(Beginning of Text block)

To determine the abilities of strains either to rescue other developmentally defective strains in spore formation or to be rescued from their own sporulation defect, the strains in question were mixed in a 1:1 ratio before being deposited into microtiter wells for submerged culture. Strains could be differentiated by selecting for the appropriate antibiotic marker—either kanamycin (40 μg/ml) or oxytetracycline (12.5 μg/ml).

Tn5lac mutagenesis and isolation of developmental mutants.

Tn5lac was introduced into the fully motile strain DK1622 by P1 transduction (14). Kmr transductants were picked to fresh CTT-plus-kanamycin plates. Approximately 10,000 transductants were examined for increased lacZ expression during development over a 3-day period by Harvey Kimsey. Vegetatively growing cells were transferred on toothpicks from CTT agar to TPM agar plates containing 40 μg of X-Gal (5-bromo-4-chloro-3-indoyl-β-d-galactopyranoside)/ml or CTT agar plates containing 20 μg of X-Gal/ml. Levels of β-galactosidase activity were estimated by comparing the intensity of blue dye deposited by developing cells versus vegetatively growing cells. In all, 272 strains were retained because they displayed increased lacZ expression during development.

To identify insertion mutations that disrupted M. xanthus development, the Kimsey set of 272 Tn5lac insertion strains was then screened for the capacity to form fruiting bodies and spores. Vegetatively growing colonies of each strain were transferred on toothpicks to TPM agar and allowed to develop at 33°C for 3 or 5 days. At the end of the incubation period, the stabs were heated for 2 h at 50°C to kill the vegetatively growing cells and overlaid with soft agar that contained CTT with a higher concentration of Casitone such that the final concentration of Casitone on the plate was 1%. Three days later the stabs were scored for germination and growth. Spores survive the 50°C treatment and are able to germinate when overlaid with CTT, but mutations that block development either prevent the formation of heat-resistant spores or greatly reduce their number. Consequently, there is no growth, or a smaller colony, after the 1% Casitone overlay. The amount of growth for each strain was compared with those for DK1622, the wild-type strain, and DK5208, a csgA mutant strain, which were stabbed to each screening plate. Though not quantitative, the stabs do reveal strains that are severely defective in myxospore formation. The stabs are convenient for screening many strains. Cultures of possible mutant strains were checked quantitatively. To determine their capacities to swarm and and to develop fruiting body-like aggregates on TPM agar, mutant strains were examined microscopically.

(End of Text block)
(Beginning of Record set)

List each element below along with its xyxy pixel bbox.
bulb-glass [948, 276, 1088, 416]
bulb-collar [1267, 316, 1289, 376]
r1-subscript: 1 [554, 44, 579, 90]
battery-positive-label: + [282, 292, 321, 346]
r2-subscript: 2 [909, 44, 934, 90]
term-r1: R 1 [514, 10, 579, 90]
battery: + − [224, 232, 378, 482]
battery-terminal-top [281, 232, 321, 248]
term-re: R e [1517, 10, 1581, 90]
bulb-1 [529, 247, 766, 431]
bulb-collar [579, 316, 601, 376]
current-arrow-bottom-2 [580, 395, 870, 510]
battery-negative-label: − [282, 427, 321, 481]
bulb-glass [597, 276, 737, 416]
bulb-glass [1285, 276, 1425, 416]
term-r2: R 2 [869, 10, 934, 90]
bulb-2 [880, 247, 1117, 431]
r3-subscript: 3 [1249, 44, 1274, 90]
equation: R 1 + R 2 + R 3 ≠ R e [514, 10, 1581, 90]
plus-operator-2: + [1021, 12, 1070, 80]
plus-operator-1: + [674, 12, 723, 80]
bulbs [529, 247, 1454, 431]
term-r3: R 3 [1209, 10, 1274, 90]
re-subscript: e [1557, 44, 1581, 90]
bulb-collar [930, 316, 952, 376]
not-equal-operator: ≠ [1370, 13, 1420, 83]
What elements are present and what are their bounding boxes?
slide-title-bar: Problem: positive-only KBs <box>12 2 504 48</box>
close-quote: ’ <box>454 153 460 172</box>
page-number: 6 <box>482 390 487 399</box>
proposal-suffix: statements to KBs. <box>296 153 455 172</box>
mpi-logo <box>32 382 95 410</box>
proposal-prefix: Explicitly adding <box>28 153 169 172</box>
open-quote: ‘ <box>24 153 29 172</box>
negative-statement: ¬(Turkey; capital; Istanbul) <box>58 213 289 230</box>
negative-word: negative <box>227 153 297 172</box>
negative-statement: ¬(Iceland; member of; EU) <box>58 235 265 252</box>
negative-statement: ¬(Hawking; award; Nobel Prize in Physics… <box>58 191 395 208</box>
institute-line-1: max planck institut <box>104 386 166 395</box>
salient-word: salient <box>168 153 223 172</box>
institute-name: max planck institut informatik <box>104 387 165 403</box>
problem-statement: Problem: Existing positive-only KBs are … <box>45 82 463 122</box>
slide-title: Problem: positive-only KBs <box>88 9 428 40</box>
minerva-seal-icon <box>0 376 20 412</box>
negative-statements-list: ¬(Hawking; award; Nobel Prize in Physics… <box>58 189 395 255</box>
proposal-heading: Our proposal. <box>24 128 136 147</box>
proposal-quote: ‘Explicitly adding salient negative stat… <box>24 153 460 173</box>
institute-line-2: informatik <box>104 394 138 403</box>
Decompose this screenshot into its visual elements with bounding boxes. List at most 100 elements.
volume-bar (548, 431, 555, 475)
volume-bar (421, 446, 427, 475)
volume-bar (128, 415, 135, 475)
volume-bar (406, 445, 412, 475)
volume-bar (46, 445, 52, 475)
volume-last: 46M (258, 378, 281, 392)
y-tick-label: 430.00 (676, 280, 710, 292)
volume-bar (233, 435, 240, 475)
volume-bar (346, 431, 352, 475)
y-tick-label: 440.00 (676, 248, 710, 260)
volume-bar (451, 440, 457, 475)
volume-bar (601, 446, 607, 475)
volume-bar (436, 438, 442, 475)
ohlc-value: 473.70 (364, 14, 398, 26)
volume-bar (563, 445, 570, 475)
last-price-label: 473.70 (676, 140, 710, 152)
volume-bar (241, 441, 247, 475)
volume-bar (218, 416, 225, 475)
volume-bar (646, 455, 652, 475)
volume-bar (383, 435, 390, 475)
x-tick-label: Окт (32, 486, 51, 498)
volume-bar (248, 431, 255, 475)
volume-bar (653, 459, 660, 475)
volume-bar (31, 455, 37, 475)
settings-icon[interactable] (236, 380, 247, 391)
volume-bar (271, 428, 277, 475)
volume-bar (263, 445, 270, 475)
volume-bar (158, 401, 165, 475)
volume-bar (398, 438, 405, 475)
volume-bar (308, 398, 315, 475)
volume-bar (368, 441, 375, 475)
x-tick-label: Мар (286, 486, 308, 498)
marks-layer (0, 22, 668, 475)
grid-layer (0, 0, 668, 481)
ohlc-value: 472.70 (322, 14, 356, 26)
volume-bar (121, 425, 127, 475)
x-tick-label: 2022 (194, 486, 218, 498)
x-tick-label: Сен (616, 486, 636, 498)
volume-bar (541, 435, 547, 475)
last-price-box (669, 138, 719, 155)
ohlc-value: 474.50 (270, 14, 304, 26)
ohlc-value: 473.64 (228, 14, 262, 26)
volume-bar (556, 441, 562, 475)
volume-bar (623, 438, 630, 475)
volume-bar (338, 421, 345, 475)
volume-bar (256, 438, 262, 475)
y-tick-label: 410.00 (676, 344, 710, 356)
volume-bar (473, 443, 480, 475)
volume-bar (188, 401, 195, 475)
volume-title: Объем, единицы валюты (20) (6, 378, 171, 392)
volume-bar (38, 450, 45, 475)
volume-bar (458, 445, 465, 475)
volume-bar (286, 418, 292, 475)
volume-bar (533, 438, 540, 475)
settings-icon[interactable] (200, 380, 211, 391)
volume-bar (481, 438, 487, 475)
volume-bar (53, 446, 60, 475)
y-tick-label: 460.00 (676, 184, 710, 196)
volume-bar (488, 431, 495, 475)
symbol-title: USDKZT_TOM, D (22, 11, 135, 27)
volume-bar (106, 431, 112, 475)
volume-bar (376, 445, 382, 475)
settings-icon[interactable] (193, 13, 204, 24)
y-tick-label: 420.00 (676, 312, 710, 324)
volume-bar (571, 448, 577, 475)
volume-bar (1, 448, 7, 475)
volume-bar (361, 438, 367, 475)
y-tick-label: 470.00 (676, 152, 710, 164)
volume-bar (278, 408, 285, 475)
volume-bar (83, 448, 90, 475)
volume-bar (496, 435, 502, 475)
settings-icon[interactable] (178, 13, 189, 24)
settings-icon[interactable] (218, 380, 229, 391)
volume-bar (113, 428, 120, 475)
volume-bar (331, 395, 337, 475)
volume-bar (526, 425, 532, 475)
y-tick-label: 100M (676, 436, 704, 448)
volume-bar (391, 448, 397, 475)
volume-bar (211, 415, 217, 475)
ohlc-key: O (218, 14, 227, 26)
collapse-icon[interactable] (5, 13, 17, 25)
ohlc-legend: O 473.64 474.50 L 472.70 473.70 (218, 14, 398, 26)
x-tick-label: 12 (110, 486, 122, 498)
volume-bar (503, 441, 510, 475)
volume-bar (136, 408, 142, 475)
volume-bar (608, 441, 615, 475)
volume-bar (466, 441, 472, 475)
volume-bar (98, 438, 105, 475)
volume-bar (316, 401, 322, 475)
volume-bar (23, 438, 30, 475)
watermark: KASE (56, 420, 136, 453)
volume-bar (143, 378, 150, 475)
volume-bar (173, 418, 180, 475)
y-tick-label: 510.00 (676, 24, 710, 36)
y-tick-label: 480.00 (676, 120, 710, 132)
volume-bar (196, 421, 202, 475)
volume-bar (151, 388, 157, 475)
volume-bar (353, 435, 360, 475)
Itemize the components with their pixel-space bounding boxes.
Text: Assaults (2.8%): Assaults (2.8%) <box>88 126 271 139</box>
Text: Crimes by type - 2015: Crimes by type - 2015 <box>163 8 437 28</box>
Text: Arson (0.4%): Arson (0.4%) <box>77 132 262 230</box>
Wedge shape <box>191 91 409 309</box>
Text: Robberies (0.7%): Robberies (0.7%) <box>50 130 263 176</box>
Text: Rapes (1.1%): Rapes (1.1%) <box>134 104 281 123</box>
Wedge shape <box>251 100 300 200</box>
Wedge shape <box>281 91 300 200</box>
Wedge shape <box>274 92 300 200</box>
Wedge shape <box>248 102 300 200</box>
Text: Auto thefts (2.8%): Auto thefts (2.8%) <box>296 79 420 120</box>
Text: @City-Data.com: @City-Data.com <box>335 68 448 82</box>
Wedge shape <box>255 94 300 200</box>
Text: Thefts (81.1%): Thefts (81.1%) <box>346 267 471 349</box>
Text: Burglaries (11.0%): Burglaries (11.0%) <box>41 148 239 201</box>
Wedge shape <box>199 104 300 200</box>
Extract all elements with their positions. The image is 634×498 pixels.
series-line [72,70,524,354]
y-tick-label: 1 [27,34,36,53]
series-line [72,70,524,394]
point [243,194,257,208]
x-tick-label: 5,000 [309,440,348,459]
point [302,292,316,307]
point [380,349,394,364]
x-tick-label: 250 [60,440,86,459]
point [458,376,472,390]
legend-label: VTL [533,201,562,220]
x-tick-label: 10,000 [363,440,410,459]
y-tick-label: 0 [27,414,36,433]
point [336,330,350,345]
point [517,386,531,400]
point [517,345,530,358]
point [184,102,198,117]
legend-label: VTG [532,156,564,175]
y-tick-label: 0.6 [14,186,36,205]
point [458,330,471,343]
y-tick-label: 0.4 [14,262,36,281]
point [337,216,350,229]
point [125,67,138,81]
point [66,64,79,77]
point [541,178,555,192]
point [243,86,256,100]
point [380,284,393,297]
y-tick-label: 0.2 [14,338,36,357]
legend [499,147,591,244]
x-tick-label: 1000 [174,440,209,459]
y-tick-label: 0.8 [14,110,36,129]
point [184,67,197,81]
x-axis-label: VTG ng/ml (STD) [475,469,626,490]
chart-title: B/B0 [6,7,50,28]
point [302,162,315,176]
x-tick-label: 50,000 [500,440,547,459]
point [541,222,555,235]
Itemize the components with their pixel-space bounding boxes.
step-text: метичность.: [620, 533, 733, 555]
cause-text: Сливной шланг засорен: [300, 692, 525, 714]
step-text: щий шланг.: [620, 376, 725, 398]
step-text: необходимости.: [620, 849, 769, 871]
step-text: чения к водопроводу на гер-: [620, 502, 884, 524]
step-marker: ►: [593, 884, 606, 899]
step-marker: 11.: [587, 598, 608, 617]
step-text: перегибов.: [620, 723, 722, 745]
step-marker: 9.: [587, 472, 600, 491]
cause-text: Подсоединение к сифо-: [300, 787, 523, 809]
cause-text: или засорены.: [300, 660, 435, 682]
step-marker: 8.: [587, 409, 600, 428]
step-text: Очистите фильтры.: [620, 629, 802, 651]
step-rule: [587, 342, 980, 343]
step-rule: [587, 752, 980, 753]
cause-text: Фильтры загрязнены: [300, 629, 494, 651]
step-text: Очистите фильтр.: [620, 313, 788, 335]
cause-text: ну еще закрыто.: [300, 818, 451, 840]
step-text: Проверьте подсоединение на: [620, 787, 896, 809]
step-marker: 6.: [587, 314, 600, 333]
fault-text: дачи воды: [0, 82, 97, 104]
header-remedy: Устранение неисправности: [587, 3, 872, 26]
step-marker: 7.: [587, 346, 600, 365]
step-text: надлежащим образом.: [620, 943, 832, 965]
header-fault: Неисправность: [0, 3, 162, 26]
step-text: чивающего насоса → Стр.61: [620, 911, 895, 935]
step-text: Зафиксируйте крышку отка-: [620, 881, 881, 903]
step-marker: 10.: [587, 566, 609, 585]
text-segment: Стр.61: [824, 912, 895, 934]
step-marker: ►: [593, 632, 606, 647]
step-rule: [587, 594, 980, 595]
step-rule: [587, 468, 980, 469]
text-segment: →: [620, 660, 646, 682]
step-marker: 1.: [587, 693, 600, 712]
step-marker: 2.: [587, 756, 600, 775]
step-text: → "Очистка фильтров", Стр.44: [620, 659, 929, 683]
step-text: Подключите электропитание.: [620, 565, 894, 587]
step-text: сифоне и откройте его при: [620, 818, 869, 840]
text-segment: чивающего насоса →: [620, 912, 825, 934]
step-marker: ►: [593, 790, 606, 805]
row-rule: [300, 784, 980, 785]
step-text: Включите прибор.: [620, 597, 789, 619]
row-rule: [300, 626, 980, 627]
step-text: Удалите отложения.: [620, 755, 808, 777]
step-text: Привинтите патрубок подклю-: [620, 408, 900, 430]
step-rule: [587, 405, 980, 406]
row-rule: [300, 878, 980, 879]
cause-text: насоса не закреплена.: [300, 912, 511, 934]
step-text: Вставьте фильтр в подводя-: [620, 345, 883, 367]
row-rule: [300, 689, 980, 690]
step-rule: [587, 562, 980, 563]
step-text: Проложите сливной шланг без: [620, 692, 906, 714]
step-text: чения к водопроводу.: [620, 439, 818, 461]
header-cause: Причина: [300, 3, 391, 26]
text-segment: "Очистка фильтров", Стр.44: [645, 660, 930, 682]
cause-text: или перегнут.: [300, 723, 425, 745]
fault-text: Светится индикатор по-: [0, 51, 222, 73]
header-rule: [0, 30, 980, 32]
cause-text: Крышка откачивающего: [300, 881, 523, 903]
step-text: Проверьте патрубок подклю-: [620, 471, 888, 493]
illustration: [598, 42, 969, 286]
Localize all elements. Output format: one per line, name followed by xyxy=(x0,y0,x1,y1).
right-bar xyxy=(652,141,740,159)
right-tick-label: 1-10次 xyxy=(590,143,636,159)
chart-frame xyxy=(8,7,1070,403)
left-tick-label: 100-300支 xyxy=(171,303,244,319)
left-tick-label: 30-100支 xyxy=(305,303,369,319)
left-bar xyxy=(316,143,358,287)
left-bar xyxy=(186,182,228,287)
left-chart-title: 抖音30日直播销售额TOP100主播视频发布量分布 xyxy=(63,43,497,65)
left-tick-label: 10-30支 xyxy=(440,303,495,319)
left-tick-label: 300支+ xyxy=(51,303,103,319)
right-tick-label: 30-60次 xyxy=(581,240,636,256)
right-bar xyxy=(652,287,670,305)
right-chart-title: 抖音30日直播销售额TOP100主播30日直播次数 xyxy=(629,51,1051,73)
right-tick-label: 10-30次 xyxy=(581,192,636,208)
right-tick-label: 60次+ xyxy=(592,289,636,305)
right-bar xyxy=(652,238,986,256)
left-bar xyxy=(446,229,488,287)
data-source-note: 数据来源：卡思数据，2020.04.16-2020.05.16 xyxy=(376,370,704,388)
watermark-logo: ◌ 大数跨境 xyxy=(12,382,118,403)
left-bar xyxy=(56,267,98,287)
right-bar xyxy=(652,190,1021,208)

(End of Record set)

_Work required:_ Rewrite the paragraph of the M. xanthus text that begins "Tn5lac was introduced into the fully motile strain" as a short list, keeping its main facts. The items are unrelated to the text on M. xanthus development.

_Solution for this exercise:_
- Tn5lac was put into the fully motile strain DK1622 by P1 transduction.
- Kmr transductants were picked to fresh CTT-plus-kanamycin plates.
- Harvey Kimsey examined about 10,000 transductants over 3 days for increased lacZ expression during development.
- Growing cells were moved by toothpick from CTT agar to TPM agar with 40 μg/ml X-Gal or to CTT agar with 20 μg/ml X-Gal.
- β-galactosidase activity was estimated by comparing the blue dye from developing cells with that from vegetatively growing cells.
- 272 strains showing increased lacZ expression during development were kept.